Short problem –
Return all of the data exactly, with nothing left out but the pictures.

Saved data entries
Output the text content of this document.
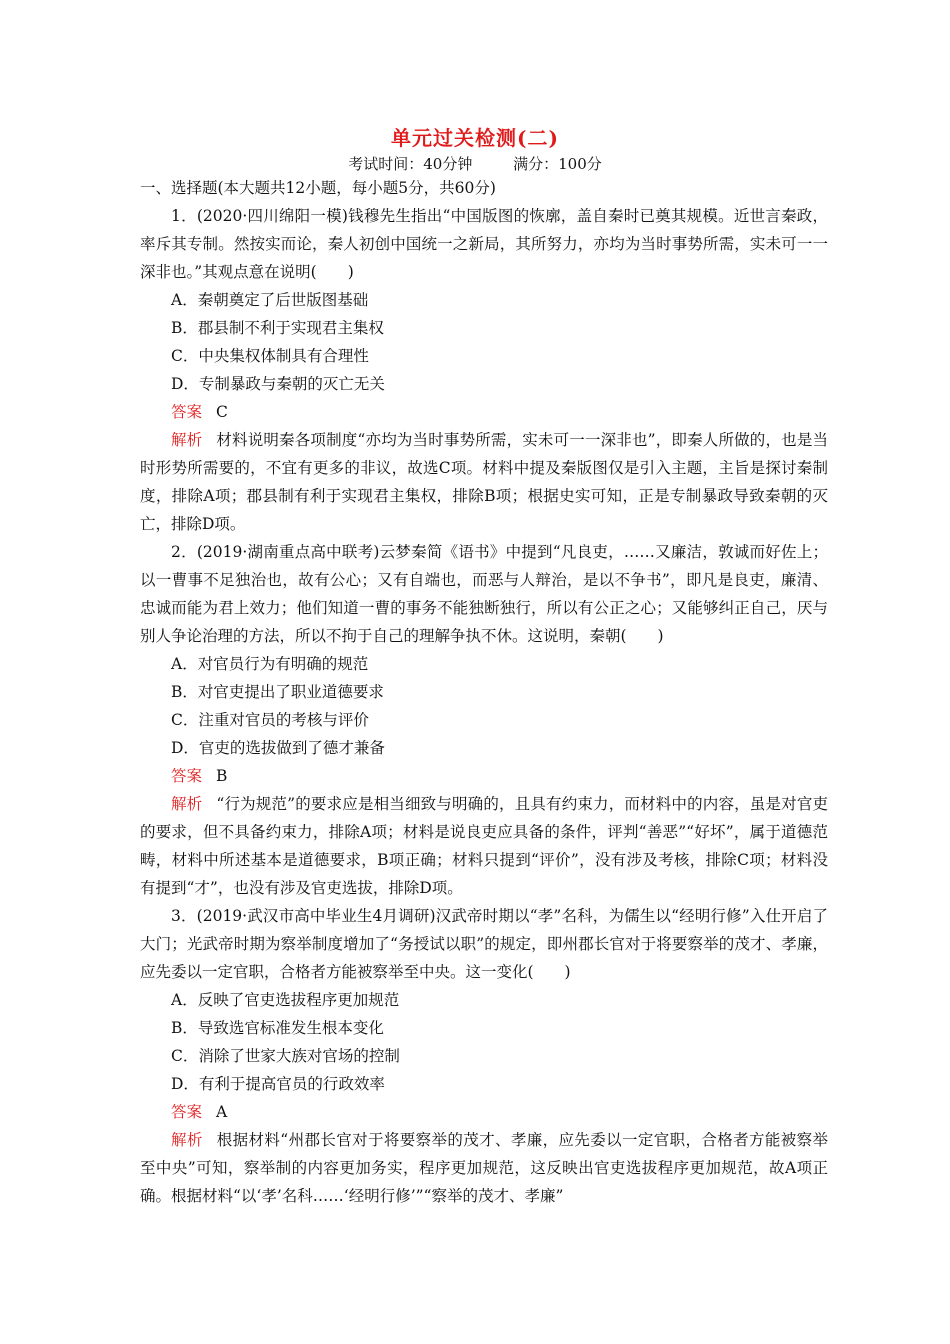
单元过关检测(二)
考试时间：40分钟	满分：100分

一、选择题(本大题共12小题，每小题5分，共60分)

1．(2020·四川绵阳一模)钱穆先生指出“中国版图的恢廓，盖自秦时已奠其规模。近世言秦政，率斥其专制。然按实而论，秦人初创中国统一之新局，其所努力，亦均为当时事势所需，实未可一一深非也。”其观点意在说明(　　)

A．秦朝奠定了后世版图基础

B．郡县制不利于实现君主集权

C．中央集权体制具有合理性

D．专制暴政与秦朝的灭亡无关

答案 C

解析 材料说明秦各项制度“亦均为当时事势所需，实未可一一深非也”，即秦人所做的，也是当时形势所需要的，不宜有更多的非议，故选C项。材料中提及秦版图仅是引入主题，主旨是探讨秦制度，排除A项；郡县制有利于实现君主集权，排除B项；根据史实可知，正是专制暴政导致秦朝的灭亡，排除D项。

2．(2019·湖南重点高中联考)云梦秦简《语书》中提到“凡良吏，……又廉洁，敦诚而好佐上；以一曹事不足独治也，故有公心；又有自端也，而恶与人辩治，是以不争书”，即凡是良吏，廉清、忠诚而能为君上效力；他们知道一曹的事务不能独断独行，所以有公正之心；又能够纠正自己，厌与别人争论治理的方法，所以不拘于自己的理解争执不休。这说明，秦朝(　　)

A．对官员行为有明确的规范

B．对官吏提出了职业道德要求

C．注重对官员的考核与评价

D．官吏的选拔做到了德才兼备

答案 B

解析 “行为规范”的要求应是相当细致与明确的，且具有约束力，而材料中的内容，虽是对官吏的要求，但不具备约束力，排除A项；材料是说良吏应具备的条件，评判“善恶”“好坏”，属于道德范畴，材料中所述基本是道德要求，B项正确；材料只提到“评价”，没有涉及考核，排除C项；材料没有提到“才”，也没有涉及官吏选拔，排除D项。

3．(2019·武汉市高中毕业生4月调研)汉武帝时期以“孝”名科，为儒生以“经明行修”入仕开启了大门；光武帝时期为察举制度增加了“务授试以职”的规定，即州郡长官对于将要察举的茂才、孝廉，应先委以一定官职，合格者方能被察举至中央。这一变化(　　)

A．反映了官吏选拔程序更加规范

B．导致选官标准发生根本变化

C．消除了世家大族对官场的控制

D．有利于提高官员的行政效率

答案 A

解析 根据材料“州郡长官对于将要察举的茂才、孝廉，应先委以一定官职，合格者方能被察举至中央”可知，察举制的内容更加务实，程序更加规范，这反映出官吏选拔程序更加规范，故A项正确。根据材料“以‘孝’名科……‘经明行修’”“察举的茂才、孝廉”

Solution to this problem –
Output the text content of this document.
单元过关检测(二)
考试时间：40分钟	满分：100分

一、选择题(本大题共12小题，每小题5分，共60分)

1．(2020·四川绵阳一模)钱穆先生指出“中国版图的恢廓，盖自秦时已奠其规模。近世言秦政，率斥其专制。然按实而论，秦人初创中国统一之新局，其所努力，亦均为当时事势所需，实未可一一深非也。”其观点意在说明(　　)

A．秦朝奠定了后世版图基础

B．郡县制不利于实现君主集权

C．中央集权体制具有合理性

D．专制暴政与秦朝的灭亡无关

答案 C

解析 材料说明秦各项制度“亦均为当时事势所需，实未可一一深非也”，即秦人所做的，也是当时形势所需要的，不宜有更多的非议，故选C项。材料中提及秦版图仅是引入主题，主旨是探讨秦制度，排除A项；郡县制有利于实现君主集权，排除B项；根据史实可知，正是专制暴政导致秦朝的灭亡，排除D项。

2．(2019·湖南重点高中联考)云梦秦简《语书》中提到“凡良吏，……又廉洁，敦诚而好佐上；以一曹事不足独治也，故有公心；又有自端也，而恶与人辩治，是以不争书”，即凡是良吏，廉清、忠诚而能为君上效力；他们知道一曹的事务不能独断独行，所以有公正之心；又能够纠正自己，厌与别人争论治理的方法，所以不拘于自己的理解争执不休。这说明，秦朝(　　)

A．对官员行为有明确的规范

B．对官吏提出了职业道德要求

C．注重对官员的考核与评价

D．官吏的选拔做到了德才兼备

答案 B

解析 “行为规范”的要求应是相当细致与明确的，且具有约束力，而材料中的内容，虽是对官吏的要求，但不具备约束力，排除A项；材料是说良吏应具备的条件，评判“善恶”“好坏”，属于道德范畴，材料中所述基本是道德要求，B项正确；材料只提到“评价”，没有涉及考核，排除C项；材料没有提到“才”，也没有涉及官吏选拔，排除D项。

3．(2019·武汉市高中毕业生4月调研)汉武帝时期以“孝”名科，为儒生以“经明行修”入仕开启了大门；光武帝时期为察举制度增加了“务授试以职”的规定，即州郡长官对于将要察举的茂才、孝廉，应先委以一定官职，合格者方能被察举至中央。这一变化(　　)

A．反映了官吏选拔程序更加规范

B．导致选官标准发生根本变化

C．消除了世家大族对官场的控制

D．有利于提高官员的行政效率

答案 A

解析 根据材料“州郡长官对于将要察举的茂才、孝廉，应先委以一定官职，合格者方能被察举至中央”可知，察举制的内容更加务实，程序更加规范，这反映出官吏选拔程序更加规范，故A项正确。根据材料“以‘孝’名科……‘经明行修’”“察举的茂才、孝廉”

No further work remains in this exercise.